>> Start Material provided

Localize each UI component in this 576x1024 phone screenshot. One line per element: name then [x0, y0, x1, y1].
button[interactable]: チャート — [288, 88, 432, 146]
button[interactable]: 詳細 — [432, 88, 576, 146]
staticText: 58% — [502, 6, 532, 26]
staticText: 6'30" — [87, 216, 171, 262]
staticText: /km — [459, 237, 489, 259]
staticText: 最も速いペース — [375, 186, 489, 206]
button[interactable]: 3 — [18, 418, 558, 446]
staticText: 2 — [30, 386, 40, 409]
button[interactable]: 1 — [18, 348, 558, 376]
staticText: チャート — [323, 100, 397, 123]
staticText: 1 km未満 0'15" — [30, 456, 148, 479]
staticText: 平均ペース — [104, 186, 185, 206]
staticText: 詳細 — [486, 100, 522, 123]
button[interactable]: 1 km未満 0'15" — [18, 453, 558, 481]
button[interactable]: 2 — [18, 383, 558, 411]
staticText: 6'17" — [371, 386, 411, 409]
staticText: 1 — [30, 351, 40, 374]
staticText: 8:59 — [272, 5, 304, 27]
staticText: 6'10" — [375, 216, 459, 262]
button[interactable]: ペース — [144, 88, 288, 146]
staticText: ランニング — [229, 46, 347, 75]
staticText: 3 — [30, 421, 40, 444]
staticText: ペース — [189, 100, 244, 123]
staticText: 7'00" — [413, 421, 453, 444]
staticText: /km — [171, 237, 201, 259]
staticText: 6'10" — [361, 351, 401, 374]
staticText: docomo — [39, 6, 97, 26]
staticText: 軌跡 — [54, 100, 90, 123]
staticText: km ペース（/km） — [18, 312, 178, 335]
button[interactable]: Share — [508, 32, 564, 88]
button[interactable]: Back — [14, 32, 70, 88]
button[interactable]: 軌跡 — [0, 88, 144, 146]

>> End Material provided

• **Exercise brief**: Write out all of the records above again, swapping every "staticText" for "label" and keeping everything else the same.

• **Exercise answer**:
Localize each UI component in this 576x1024 phone screenshot. One line per element: name then [x0, y0, x1, y1].
button[interactable]: チャート — [288, 88, 432, 146]
button[interactable]: 詳細 — [432, 88, 576, 146]
label: 58% — [502, 6, 532, 26]
label: 6'30" — [87, 216, 171, 262]
label: /km — [459, 237, 489, 259]
label: 最も速いペース — [375, 186, 489, 206]
button[interactable]: 3 — [18, 418, 558, 446]
label: 2 — [30, 386, 40, 409]
button[interactable]: 1 — [18, 348, 558, 376]
label: チャート — [323, 100, 397, 123]
label: 1 km未満 0'15" — [30, 456, 148, 479]
label: 平均ペース — [104, 186, 185, 206]
label: 詳細 — [486, 100, 522, 123]
button[interactable]: 1 km未満 0'15" — [18, 453, 558, 481]
button[interactable]: 2 — [18, 383, 558, 411]
label: 6'17" — [371, 386, 411, 409]
label: 1 — [30, 351, 40, 374]
label: 8:59 — [272, 5, 304, 27]
label: 6'10" — [375, 216, 459, 262]
button[interactable]: ペース — [144, 88, 288, 146]
label: ランニング — [229, 46, 347, 75]
label: 3 — [30, 421, 40, 444]
label: ペース — [189, 100, 244, 123]
label: 7'00" — [413, 421, 453, 444]
label: /km — [171, 237, 201, 259]
label: 6'10" — [361, 351, 401, 374]
label: docomo — [39, 6, 97, 26]
label: 軌跡 — [54, 100, 90, 123]
label: km ペース（/km） — [18, 312, 178, 335]
button[interactable]: Share — [508, 32, 564, 88]
button[interactable]: Back — [14, 32, 70, 88]
button[interactable]: 軌跡 — [0, 88, 144, 146]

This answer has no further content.